— Start EXTRACTED MATERIAL —

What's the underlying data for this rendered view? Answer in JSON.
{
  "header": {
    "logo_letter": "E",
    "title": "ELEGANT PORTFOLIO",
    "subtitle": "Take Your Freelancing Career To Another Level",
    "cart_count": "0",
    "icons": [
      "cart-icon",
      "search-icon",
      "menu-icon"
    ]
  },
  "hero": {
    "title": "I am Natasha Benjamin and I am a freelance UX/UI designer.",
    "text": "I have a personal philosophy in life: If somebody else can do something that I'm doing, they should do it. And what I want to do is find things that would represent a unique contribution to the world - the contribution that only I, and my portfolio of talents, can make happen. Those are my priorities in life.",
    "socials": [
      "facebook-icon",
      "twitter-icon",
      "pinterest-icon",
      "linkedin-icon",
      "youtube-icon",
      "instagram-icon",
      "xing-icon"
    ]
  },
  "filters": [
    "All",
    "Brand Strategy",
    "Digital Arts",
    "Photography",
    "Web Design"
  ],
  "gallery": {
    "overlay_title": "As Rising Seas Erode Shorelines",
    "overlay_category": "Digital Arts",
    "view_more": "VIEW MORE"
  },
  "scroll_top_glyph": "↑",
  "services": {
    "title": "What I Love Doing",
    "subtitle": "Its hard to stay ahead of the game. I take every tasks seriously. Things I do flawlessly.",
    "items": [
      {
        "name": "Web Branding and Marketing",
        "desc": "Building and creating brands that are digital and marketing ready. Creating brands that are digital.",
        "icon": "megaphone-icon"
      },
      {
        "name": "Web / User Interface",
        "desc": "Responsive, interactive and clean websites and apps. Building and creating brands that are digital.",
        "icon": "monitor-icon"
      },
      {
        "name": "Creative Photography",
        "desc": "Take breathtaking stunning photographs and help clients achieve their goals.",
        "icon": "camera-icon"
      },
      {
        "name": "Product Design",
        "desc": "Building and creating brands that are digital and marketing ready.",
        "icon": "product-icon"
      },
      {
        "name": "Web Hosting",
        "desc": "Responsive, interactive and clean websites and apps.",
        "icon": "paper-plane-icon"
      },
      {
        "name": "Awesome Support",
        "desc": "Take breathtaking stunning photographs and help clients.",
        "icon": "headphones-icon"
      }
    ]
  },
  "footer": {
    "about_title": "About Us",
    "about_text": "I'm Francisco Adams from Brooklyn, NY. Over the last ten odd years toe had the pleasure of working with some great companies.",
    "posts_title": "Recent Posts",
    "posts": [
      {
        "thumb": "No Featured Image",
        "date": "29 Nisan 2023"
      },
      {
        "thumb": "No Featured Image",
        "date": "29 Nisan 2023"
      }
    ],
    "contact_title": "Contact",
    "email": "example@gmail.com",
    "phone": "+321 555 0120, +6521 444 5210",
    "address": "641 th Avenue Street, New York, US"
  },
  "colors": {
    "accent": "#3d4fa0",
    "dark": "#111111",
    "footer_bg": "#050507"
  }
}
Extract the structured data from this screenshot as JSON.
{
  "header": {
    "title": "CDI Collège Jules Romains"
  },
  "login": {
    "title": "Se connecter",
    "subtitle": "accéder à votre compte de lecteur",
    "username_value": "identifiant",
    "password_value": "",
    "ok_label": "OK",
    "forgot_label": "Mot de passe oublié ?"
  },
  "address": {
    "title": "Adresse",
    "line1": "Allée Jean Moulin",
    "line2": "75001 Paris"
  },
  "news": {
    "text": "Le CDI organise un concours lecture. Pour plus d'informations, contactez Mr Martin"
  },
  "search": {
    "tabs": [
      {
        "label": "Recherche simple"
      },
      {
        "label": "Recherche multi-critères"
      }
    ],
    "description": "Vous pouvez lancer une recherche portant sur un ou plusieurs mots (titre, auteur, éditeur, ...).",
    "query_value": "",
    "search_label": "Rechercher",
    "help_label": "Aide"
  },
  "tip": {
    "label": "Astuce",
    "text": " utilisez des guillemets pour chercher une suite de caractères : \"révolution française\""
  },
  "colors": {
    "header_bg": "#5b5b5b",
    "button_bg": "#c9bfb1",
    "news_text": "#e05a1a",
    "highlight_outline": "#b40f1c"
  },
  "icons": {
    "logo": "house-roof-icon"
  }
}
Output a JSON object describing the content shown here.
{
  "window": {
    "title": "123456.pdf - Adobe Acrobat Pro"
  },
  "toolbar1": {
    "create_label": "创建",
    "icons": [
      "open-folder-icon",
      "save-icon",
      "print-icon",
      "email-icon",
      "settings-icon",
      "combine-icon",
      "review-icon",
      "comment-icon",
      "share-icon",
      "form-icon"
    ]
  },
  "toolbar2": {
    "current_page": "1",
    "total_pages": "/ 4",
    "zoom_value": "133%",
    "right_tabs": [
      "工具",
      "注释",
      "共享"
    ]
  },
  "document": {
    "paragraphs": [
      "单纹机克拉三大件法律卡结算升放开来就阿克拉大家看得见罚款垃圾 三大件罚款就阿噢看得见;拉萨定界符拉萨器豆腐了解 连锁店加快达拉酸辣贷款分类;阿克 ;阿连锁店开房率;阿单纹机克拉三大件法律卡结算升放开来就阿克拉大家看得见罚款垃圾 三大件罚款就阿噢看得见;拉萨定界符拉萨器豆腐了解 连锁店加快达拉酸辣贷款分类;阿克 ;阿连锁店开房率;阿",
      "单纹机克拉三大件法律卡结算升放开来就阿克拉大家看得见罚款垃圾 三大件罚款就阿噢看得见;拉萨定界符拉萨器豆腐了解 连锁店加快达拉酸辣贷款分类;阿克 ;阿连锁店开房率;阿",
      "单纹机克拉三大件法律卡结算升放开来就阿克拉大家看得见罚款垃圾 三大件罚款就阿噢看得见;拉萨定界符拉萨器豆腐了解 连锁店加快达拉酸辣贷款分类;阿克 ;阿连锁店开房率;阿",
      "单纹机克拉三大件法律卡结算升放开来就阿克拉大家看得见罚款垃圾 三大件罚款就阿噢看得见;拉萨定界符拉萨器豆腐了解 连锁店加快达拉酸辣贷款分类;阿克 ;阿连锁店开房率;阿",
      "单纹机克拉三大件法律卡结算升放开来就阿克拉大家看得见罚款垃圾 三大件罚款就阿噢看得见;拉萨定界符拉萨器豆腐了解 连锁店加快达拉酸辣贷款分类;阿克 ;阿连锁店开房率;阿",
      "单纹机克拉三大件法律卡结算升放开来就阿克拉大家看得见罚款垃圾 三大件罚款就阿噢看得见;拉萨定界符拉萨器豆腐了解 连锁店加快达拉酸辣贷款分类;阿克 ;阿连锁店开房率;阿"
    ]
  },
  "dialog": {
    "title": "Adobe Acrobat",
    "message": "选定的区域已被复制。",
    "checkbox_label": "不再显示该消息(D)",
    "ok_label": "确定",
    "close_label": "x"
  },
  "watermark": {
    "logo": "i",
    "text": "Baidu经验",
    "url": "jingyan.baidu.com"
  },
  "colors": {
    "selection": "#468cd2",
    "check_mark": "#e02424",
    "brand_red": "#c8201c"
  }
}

— End EXTRACTED MATERIAL —

STATED TASK = Extract all lines as given.

RESULT =
What's the underlying data for this rendered view? Answer in JSON.
{
  "header": {
    "logo_letter": "E",
    "title": "ELEGANT PORTFOLIO",
    "subtitle": "Take Your Freelancing Career To Another Level",
    "cart_count": "0",
    "icons": [
      "cart-icon",
      "search-icon",
      "menu-icon"
    ]
  },
  "hero": {
    "title": "I am Natasha Benjamin and I am a freelance UX/UI designer.",
    "text": "I have a personal philosophy in life: If somebody else can do something that I'm doing, they should do it. And what I want to do is find things that would represent a unique contribution to the world - the contribution that only I, and my portfolio of talents, can make happen. Those are my priorities in life.",
    "socials": [
      "facebook-icon",
      "twitter-icon",
      "pinterest-icon",
      "linkedin-icon",
      "youtube-icon",
      "instagram-icon",
      "xing-icon"
    ]
  },
  "filters": [
    "All",
    "Brand Strategy",
    "Digital Arts",
    "Photography",
    "Web Design"
  ],
  "gallery": {
    "overlay_title": "As Rising Seas Erode Shorelines",
    "overlay_category": "Digital Arts",
    "view_more": "VIEW MORE"
  },
  "scroll_top_glyph": "↑",
  "services": {
    "title": "What I Love Doing",
    "subtitle": "Its hard to stay ahead of the game. I take every tasks seriously. Things I do flawlessly.",
    "items": [
      {
        "name": "Web Branding and Marketing",
        "desc": "Building and creating brands that are digital and marketing ready. Creating brands that are digital.",
        "icon": "megaphone-icon"
      },
      {
        "name": "Web / User Interface",
        "desc": "Responsive, interactive and clean websites and apps. Building and creating brands that are digital.",
        "icon": "monitor-icon"
      },
      {
        "name": "Creative Photography",
        "desc": "Take breathtaking stunning photographs and help clients achieve their goals.",
        "icon": "camera-icon"
      },
      {
        "name": "Product Design",
        "desc": "Building and creating brands that are digital and marketing ready.",
        "icon": "product-icon"
      },
      {
        "name": "Web Hosting",
        "desc": "Responsive, interactive and clean websites and apps.",
        "icon": "paper-plane-icon"
      },
      {
        "name": "Awesome Support",
        "desc": "Take breathtaking stunning photographs and help clients.",
        "icon": "headphones-icon"
      }
    ]
  },
  "footer": {
    "about_title": "About Us",
    "about_text": "I'm Francisco Adams from Brooklyn, NY. Over the last ten odd years toe had the pleasure of working with some great companies.",
    "posts_title": "Recent Posts",
    "posts": [
      {
        "thumb": "No Featured Image",
        "date": "29 Nisan 2023"
      },
      {
        "thumb": "No Featured Image",
        "date": "29 Nisan 2023"
      }
    ],
    "contact_title": "Contact",
    "email": "example@gmail.com",
    "phone": "+321 555 0120, +6521 444 5210",
    "address": "641 th Avenue Street, New York, US"
  },
  "colors": {
    "accent": "#3d4fa0",
    "dark": "#111111",
    "footer_bg": "#050507"
  }
}
Extract the structured data from this screenshot as JSON.
{
  "header": {
    "title": "CDI Collège Jules Romains"
  },
  "login": {
    "title": "Se connecter",
    "subtitle": "accéder à votre compte de lecteur",
    "username_value": "identifiant",
    "password_value": "",
    "ok_label": "OK",
    "forgot_label": "Mot de passe oublié ?"
  },
  "address": {
    "title": "Adresse",
    "line1": "Allée Jean Moulin",
    "line2": "75001 Paris"
  },
  "news": {
    "text": "Le CDI organise un concours lecture. Pour plus d'informations, contactez Mr Martin"
  },
  "search": {
    "tabs": [
      {
        "label": "Recherche simple"
      },
      {
        "label": "Recherche multi-critères"
      }
    ],
    "description": "Vous pouvez lancer une recherche portant sur un ou plusieurs mots (titre, auteur, éditeur, ...).",
    "query_value": "",
    "search_label": "Rechercher",
    "help_label": "Aide"
  },
  "tip": {
    "label": "Astuce",
    "text": " utilisez des guillemets pour chercher une suite de caractères : \"révolution française\""
  },
  "colors": {
    "header_bg": "#5b5b5b",
    "button_bg": "#c9bfb1",
    "news_text": "#e05a1a",
    "highlight_outline": "#b40f1c"
  },
  "icons": {
    "logo": "house-roof-icon"
  }
}
Output a JSON object describing the content shown here.
{
  "window": {
    "title": "123456.pdf - Adobe Acrobat Pro"
  },
  "toolbar1": {
    "create_label": "创建",
    "icons": [
      "open-folder-icon",
      "save-icon",
      "print-icon",
      "email-icon",
      "settings-icon",
      "combine-icon",
      "review-icon",
      "comment-icon",
      "share-icon",
      "form-icon"
    ]
  },
  "toolbar2": {
    "current_page": "1",
    "total_pages": "/ 4",
    "zoom_value": "133%",
    "right_tabs": [
      "工具",
      "注释",
      "共享"
    ]
  },
  "document": {
    "paragraphs": [
      "单纹机克拉三大件法律卡结算升放开来就阿克拉大家看得见罚款垃圾 三大件罚款就阿噢看得见;拉萨定界符拉萨器豆腐了解 连锁店加快达拉酸辣贷款分类;阿克 ;阿连锁店开房率;阿单纹机克拉三大件法律卡结算升放开来就阿克拉大家看得见罚款垃圾 三大件罚款就阿噢看得见;拉萨定界符拉萨器豆腐了解 连锁店加快达拉酸辣贷款分类;阿克 ;阿连锁店开房率;阿",
      "单纹机克拉三大件法律卡结算升放开来就阿克拉大家看得见罚款垃圾 三大件罚款就阿噢看得见;拉萨定界符拉萨器豆腐了解 连锁店加快达拉酸辣贷款分类;阿克 ;阿连锁店开房率;阿",
      "单纹机克拉三大件法律卡结算升放开来就阿克拉大家看得见罚款垃圾 三大件罚款就阿噢看得见;拉萨定界符拉萨器豆腐了解 连锁店加快达拉酸辣贷款分类;阿克 ;阿连锁店开房率;阿",
      "单纹机克拉三大件法律卡结算升放开来就阿克拉大家看得见罚款垃圾 三大件罚款就阿噢看得见;拉萨定界符拉萨器豆腐了解 连锁店加快达拉酸辣贷款分类;阿克 ;阿连锁店开房率;阿",
      "单纹机克拉三大件法律卡结算升放开来就阿克拉大家看得见罚款垃圾 三大件罚款就阿噢看得见;拉萨定界符拉萨器豆腐了解 连锁店加快达拉酸辣贷款分类;阿克 ;阿连锁店开房率;阿",
      "单纹机克拉三大件法律卡结算升放开来就阿克拉大家看得见罚款垃圾 三大件罚款就阿噢看得见;拉萨定界符拉萨器豆腐了解 连锁店加快达拉酸辣贷款分类;阿克 ;阿连锁店开房率;阿"
    ]
  },
  "dialog": {
    "title": "Adobe Acrobat",
    "message": "选定的区域已被复制。",
    "checkbox_label": "不再显示该消息(D)",
    "ok_label": "确定",
    "close_label": "x"
  },
  "watermark": {
    "logo": "i",
    "text": "Baidu经验",
    "url": "jingyan.baidu.com"
  },
  "colors": {
    "selection": "#468cd2",
    "check_mark": "#e02424",
    "brand_red": "#c8201c"
  }
}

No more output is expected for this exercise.